— START Stored data —

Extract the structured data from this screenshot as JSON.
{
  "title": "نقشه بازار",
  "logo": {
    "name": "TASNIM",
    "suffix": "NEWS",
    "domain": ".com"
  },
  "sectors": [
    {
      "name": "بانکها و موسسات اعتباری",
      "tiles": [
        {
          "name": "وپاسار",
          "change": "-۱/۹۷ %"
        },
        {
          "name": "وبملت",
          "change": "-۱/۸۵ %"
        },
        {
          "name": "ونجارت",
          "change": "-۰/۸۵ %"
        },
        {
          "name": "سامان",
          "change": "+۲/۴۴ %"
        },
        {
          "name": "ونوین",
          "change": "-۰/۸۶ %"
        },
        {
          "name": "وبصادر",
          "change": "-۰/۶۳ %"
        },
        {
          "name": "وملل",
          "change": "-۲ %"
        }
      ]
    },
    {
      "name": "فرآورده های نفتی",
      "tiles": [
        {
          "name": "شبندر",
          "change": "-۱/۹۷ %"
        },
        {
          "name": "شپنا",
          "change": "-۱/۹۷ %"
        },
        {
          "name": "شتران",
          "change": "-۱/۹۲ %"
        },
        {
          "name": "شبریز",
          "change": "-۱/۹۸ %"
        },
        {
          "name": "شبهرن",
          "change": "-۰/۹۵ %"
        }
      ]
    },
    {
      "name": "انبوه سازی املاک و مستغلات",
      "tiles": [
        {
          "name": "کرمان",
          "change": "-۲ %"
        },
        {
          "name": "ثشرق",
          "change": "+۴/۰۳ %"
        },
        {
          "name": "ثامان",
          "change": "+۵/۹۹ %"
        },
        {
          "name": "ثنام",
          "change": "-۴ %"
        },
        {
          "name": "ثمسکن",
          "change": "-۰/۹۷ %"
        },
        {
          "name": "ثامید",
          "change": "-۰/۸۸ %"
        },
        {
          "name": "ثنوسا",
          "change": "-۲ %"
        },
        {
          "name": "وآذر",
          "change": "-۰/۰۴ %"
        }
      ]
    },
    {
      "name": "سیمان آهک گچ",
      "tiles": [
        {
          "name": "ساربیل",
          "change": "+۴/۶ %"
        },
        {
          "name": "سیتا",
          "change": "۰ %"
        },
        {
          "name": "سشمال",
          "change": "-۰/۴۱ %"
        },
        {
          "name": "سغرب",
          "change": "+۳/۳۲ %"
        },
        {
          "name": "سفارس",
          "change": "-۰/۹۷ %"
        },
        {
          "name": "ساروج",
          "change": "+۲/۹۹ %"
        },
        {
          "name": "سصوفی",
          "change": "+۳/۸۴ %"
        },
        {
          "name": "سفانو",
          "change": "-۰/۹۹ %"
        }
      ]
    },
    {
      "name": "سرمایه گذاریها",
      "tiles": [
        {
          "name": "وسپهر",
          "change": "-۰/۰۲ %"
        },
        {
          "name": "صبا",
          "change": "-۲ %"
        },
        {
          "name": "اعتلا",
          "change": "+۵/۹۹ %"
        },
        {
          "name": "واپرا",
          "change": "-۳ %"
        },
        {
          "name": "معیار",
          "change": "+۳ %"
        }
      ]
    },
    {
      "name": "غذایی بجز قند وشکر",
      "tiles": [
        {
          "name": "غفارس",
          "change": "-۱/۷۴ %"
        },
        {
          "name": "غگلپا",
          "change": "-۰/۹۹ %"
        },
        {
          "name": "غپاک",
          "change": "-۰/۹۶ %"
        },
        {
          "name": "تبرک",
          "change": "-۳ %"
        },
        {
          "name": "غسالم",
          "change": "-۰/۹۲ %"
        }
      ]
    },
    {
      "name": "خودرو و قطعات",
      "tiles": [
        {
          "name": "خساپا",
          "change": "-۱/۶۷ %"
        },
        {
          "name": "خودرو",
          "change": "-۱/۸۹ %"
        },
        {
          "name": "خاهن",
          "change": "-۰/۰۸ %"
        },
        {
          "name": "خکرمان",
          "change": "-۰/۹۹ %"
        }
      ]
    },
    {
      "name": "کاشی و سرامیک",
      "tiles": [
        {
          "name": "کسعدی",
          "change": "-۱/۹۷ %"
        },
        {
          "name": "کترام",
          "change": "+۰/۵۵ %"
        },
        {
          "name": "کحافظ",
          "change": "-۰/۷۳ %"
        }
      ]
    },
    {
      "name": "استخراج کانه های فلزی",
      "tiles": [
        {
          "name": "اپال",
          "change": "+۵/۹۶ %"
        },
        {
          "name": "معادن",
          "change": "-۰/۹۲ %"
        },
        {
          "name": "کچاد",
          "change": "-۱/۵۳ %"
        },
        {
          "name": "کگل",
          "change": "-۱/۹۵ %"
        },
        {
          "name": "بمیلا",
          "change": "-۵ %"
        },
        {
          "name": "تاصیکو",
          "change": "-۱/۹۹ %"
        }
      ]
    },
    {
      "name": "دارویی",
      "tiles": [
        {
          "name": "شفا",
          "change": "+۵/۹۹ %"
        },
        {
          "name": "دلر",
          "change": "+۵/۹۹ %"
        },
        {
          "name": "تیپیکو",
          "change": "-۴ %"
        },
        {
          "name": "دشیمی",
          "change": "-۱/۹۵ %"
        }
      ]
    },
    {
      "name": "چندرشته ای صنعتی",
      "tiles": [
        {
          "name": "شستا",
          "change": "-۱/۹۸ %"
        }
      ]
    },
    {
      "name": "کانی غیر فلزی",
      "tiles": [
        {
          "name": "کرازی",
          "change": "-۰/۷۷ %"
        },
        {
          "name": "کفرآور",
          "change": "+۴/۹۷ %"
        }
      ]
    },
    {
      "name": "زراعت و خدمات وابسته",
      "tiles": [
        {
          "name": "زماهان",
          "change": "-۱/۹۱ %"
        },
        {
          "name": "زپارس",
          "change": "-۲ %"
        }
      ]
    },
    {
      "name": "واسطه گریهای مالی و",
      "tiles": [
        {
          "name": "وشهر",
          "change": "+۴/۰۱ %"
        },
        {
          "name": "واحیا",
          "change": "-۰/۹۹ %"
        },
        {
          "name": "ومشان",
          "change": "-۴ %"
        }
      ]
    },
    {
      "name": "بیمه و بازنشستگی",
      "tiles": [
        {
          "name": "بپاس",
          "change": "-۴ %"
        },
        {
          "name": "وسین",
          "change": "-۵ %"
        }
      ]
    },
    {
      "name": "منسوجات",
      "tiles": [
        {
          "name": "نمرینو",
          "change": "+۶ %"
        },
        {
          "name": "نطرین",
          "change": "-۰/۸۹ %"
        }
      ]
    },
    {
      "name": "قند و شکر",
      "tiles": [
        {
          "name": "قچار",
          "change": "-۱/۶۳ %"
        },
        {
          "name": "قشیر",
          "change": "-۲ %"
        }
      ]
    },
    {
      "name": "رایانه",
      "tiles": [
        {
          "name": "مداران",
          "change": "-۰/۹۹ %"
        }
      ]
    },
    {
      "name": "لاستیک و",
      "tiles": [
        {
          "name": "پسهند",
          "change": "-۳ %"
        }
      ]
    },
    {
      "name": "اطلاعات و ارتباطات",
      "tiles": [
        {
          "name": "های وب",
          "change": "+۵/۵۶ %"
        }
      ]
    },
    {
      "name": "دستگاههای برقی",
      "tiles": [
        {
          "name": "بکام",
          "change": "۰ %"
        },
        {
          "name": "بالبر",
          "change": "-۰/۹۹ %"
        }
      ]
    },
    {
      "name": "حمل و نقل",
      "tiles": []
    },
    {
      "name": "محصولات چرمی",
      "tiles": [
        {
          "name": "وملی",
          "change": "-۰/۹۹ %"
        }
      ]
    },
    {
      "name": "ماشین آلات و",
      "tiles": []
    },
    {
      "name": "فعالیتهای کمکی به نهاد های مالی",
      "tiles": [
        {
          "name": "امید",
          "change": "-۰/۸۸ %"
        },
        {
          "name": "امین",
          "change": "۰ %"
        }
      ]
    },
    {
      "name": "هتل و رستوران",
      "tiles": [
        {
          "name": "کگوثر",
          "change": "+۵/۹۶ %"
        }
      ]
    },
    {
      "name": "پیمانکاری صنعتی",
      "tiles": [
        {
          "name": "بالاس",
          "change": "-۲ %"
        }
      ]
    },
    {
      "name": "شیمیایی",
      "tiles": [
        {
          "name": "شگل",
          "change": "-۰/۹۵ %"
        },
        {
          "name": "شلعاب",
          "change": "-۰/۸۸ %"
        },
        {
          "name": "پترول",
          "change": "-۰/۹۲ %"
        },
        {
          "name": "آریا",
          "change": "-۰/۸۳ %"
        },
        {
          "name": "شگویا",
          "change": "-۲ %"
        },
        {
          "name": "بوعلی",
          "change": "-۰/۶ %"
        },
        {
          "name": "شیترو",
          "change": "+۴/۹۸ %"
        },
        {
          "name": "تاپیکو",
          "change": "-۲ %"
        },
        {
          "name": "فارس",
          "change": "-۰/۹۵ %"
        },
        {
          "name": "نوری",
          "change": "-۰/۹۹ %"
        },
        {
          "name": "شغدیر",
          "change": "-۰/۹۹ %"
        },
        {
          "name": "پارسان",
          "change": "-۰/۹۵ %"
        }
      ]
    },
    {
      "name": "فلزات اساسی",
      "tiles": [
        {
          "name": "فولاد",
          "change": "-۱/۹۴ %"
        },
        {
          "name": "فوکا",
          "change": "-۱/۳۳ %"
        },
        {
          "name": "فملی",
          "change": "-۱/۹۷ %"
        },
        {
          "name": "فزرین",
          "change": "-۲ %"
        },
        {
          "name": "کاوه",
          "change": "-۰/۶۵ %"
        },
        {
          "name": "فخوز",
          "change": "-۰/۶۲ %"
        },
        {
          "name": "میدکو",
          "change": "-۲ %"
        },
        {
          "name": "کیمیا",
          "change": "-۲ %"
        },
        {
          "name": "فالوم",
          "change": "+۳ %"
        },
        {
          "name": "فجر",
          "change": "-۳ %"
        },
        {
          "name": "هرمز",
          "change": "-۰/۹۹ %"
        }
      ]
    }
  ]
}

— END Stored data —

• [Challenge]: Copy each line of the preceding data that contains the string "فلزی".

• [Response below]:
      "name": "استخراج کانه های فلزی",
      "name": "کانی غیر فلزی",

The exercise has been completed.